Top of DATA PROVIDED
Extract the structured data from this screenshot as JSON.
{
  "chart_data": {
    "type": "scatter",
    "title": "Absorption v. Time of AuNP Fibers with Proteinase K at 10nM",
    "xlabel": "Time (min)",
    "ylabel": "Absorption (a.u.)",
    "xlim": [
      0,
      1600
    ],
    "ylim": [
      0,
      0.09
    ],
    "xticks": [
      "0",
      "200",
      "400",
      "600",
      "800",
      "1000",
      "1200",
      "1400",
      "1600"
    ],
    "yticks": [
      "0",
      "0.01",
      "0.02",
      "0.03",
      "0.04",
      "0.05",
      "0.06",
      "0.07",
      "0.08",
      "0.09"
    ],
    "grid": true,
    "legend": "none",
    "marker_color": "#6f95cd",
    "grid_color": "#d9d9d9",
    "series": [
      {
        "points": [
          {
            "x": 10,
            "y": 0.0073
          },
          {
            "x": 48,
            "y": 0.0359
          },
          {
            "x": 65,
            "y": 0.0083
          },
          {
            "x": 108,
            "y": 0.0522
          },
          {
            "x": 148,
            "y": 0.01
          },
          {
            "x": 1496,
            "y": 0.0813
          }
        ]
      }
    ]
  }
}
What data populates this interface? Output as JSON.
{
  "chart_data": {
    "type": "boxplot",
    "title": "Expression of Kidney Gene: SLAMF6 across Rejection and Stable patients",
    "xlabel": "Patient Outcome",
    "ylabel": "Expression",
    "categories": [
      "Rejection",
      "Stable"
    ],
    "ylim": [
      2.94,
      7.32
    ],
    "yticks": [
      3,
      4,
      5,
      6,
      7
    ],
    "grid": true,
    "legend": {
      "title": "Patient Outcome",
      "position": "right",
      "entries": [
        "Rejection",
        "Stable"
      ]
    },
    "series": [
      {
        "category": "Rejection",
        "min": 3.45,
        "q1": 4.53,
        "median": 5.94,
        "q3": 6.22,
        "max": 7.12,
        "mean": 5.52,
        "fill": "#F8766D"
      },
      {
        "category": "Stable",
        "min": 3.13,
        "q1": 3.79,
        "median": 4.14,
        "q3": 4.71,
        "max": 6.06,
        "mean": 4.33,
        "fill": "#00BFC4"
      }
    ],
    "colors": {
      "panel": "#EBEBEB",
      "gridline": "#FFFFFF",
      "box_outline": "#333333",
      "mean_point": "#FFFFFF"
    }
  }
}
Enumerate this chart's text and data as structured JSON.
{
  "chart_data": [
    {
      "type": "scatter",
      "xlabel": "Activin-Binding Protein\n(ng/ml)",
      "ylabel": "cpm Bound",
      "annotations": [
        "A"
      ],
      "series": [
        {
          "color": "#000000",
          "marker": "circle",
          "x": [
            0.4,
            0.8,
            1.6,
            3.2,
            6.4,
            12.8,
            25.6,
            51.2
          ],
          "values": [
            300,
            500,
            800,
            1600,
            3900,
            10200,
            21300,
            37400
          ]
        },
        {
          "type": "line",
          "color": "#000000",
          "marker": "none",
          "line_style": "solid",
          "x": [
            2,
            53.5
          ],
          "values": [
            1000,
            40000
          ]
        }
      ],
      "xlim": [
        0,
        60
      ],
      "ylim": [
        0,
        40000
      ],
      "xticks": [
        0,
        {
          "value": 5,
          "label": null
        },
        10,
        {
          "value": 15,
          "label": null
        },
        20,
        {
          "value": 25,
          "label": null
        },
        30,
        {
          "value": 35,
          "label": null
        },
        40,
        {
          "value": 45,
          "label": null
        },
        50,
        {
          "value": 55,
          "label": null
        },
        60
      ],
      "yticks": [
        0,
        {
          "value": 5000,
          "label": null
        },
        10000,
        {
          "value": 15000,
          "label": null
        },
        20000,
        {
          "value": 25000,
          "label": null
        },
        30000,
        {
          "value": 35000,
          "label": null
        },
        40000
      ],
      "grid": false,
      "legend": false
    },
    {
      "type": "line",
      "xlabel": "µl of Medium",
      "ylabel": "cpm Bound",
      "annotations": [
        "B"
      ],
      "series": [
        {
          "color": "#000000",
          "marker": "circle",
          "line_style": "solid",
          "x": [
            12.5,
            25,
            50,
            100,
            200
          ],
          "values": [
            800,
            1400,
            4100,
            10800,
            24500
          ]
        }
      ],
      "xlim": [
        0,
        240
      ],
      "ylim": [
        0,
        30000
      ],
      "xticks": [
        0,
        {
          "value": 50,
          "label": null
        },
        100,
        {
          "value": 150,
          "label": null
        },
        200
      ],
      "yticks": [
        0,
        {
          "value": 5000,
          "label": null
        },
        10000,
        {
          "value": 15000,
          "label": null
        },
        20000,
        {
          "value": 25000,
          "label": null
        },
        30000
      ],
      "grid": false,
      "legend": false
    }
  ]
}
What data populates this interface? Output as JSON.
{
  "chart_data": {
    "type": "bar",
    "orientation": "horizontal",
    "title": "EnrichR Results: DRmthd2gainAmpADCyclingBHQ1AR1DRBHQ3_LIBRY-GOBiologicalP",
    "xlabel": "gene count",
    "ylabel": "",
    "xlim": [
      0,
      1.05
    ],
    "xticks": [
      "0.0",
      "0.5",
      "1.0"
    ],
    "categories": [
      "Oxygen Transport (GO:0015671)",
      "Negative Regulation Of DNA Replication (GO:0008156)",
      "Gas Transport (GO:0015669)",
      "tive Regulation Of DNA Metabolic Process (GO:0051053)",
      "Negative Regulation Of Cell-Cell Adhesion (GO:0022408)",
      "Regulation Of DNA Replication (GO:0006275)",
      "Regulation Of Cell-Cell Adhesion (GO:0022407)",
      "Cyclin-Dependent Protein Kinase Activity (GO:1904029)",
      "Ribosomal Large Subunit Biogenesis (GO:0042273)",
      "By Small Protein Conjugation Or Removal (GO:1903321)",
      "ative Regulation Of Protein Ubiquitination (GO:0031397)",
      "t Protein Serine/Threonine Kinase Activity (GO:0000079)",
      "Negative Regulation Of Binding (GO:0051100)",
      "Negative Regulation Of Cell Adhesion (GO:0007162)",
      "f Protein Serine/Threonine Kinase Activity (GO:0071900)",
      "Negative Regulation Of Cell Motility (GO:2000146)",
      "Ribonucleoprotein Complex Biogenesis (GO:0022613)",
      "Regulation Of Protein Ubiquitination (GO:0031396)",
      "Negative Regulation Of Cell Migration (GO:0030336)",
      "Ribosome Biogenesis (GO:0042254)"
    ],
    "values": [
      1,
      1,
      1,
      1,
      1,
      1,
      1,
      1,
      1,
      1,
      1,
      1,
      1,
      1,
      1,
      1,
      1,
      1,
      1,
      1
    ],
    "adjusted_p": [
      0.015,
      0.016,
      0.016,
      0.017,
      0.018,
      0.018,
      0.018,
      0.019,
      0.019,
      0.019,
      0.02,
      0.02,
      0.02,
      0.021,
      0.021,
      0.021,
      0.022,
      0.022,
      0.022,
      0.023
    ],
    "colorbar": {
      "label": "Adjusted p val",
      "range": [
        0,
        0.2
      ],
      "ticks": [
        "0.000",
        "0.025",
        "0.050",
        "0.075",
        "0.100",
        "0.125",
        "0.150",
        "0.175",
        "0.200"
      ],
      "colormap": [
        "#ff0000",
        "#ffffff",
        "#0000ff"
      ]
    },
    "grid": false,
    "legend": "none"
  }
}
Bottom of DATA PROVIDED
> _WHAT YOU ARE ASKED TO DO_:
Pull out all lines in the data above that include "JSON".

> _REPLY_:
Extract the structured data from this screenshot as JSON.
What data populates this interface? Output as JSON.
Enumerate this chart's text and data as structured JSON.
What data populates this interface? Output as JSON.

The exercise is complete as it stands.